──────── Input

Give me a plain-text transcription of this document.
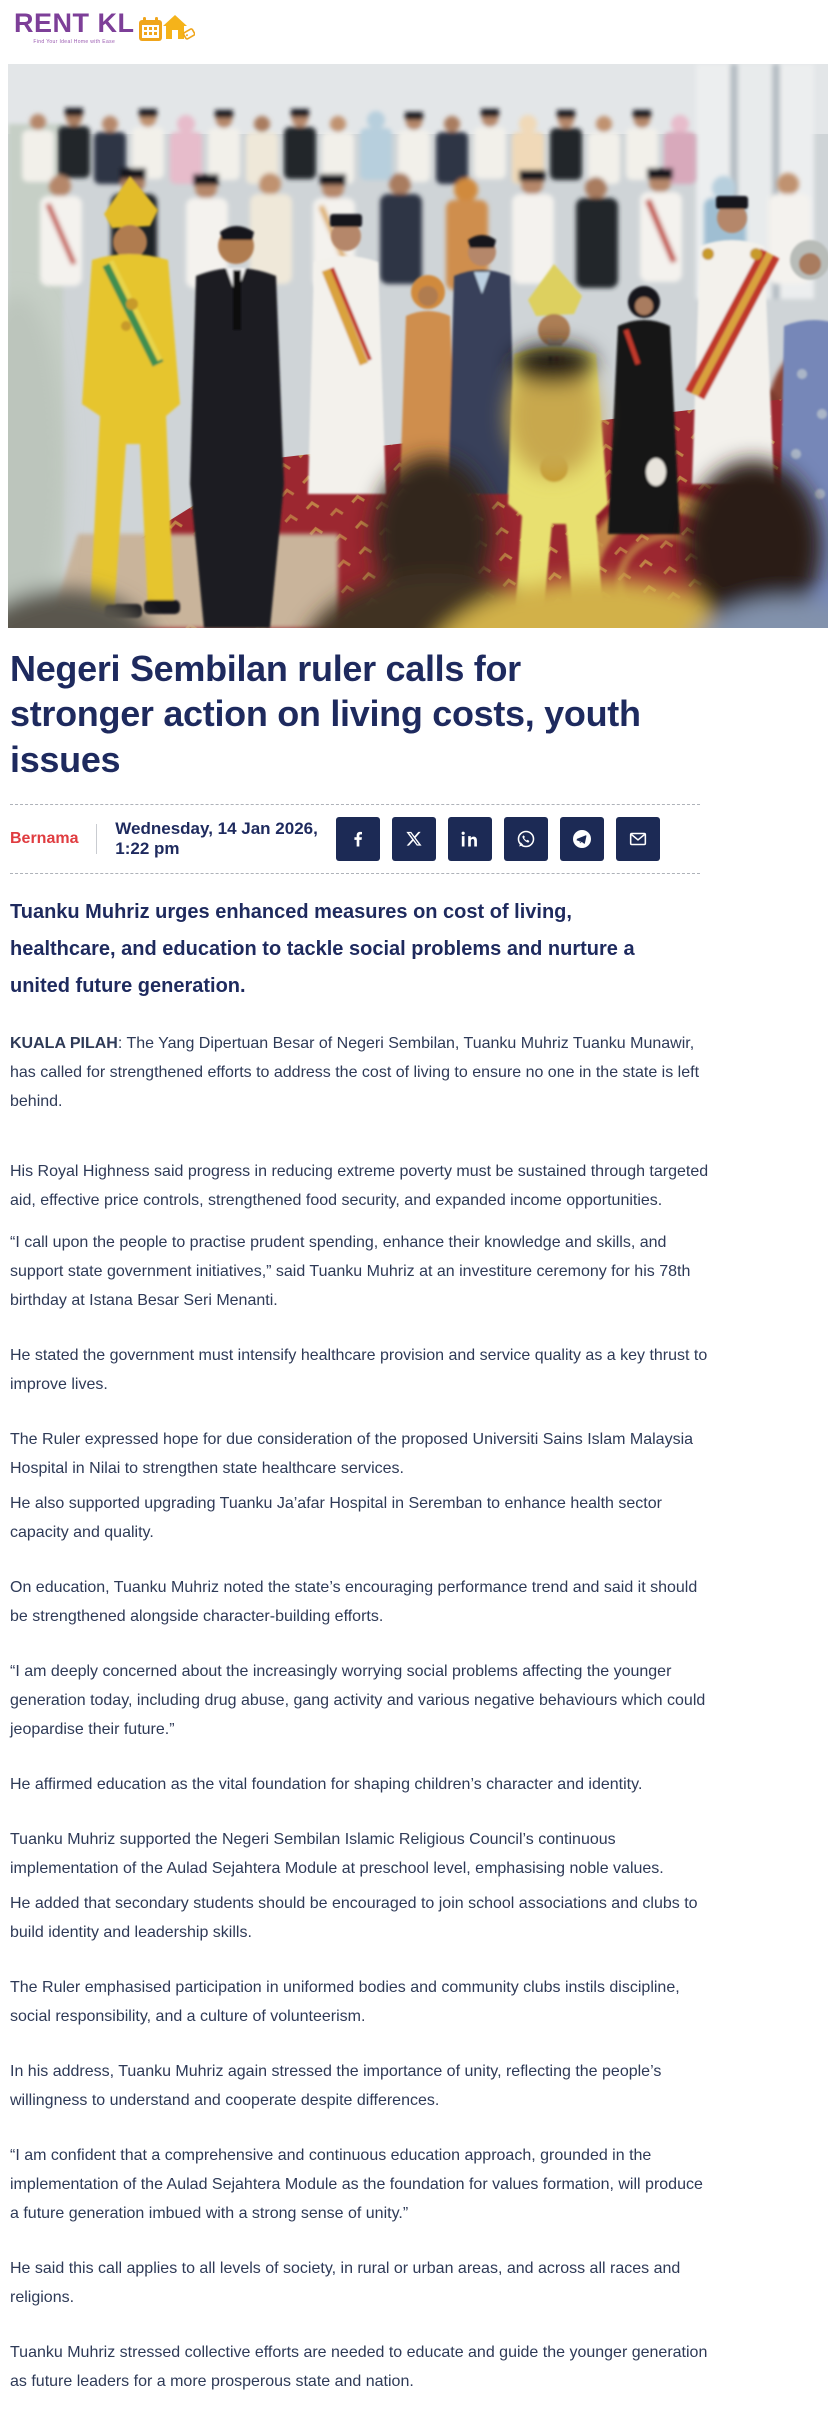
RENT KL
Find Your Ideal Home with Ease
Negeri Sembilan ruler calls for stronger action on living costs, youth issues
Bernama
Wednesday, 14 Jan 2026, 1:22 pm

Tuanku Muhriz urges enhanced measures on cost of living, healthcare, and education to tackle social problems and nurture a united future generation.

KUALA PILAH: The Yang Dipertuan Besar of Negeri Sembilan, Tuanku Muhriz Tuanku Munawir, has called for strengthened efforts to address the cost of living to ensure no one in the state is left behind.

His Royal Highness said progress in reducing extreme poverty must be sustained through targeted aid, effective price controls, strengthened food security, and expanded income opportunities.

“I call upon the people to practise prudent spending, enhance their knowledge and skills, and support state government initiatives,” said Tuanku Muhriz at an investiture ceremony for his 78th birthday at Istana Besar Seri Menanti.

He stated the government must intensify healthcare provision and service quality as a key thrust to improve lives.

The Ruler expressed hope for due consideration of the proposed Universiti Sains Islam Malaysia Hospital in Nilai to strengthen state healthcare services.

He also supported upgrading Tuanku Ja’afar Hospital in Seremban to enhance health sector capacity and quality.

On education, Tuanku Muhriz noted the state’s encouraging performance trend and said it should be strengthened alongside character-building efforts.

“I am deeply concerned about the increasingly worrying social problems affecting the younger generation today, including drug abuse, gang activity and various negative behaviours which could jeopardise their future.”

He affirmed education as the vital foundation for shaping children’s character and identity.

Tuanku Muhriz supported the Negeri Sembilan Islamic Religious Council’s continuous implementation of the Aulad Sejahtera Module at preschool level, emphasising noble values.

He added that secondary students should be encouraged to join school associations and clubs to build identity and leadership skills.

The Ruler emphasised participation in uniformed bodies and community clubs instils discipline, social responsibility, and a culture of volunteerism.

In his address, Tuanku Muhriz again stressed the importance of unity, reflecting the people’s willingness to understand and cooperate despite differences.

“I am confident that a comprehensive and continuous education approach, grounded in the implementation of the Aulad Sejahtera Module as the foundation for values formation, will produce a future generation imbued with a strong sense of unity.”

He said this call applies to all levels of society, in rural or urban areas, and across all races and religions.

Tuanku Muhriz stressed collective efforts are needed to educate and guide the younger generation as future leaders for a more prosperous state and nation.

────────────────

● **Instructions to follow**: All of the lines above should be retyped precisely, apart from the pictures.

● **Solution to the exercise**:
Give me a plain-text transcription of this document.
RENT KL
Find Your Ideal Home with Ease
Negeri Sembilan ruler calls for stronger action on living costs, youth issues
Bernama
Wednesday, 14 Jan 2026, 1:22 pm

Tuanku Muhriz urges enhanced measures on cost of living, healthcare, and education to tackle social problems and nurture a united future generation.

KUALA PILAH: The Yang Dipertuan Besar of Negeri Sembilan, Tuanku Muhriz Tuanku Munawir, has called for strengthened efforts to address the cost of living to ensure no one in the state is left behind.

His Royal Highness said progress in reducing extreme poverty must be sustained through targeted aid, effective price controls, strengthened food security, and expanded income opportunities.

“I call upon the people to practise prudent spending, enhance their knowledge and skills, and support state government initiatives,” said Tuanku Muhriz at an investiture ceremony for his 78th birthday at Istana Besar Seri Menanti.

He stated the government must intensify healthcare provision and service quality as a key thrust to improve lives.

The Ruler expressed hope for due consideration of the proposed Universiti Sains Islam Malaysia Hospital in Nilai to strengthen state healthcare services.

He also supported upgrading Tuanku Ja’afar Hospital in Seremban to enhance health sector capacity and quality.

On education, Tuanku Muhriz noted the state’s encouraging performance trend and said it should be strengthened alongside character-building efforts.

“I am deeply concerned about the increasingly worrying social problems affecting the younger generation today, including drug abuse, gang activity and various negative behaviours which could jeopardise their future.”

He affirmed education as the vital foundation for shaping children’s character and identity.

Tuanku Muhriz supported the Negeri Sembilan Islamic Religious Council’s continuous implementation of the Aulad Sejahtera Module at preschool level, emphasising noble values.

He added that secondary students should be encouraged to join school associations and clubs to build identity and leadership skills.

The Ruler emphasised participation in uniformed bodies and community clubs instils discipline, social responsibility, and a culture of volunteerism.

In his address, Tuanku Muhriz again stressed the importance of unity, reflecting the people’s willingness to understand and cooperate despite differences.

“I am confident that a comprehensive and continuous education approach, grounded in the implementation of the Aulad Sejahtera Module as the foundation for values formation, will produce a future generation imbued with a strong sense of unity.”

He said this call applies to all levels of society, in rural or urban areas, and across all races and religions.

Tuanku Muhriz stressed collective efforts are needed to educate and guide the younger generation as future leaders for a more prosperous state and nation.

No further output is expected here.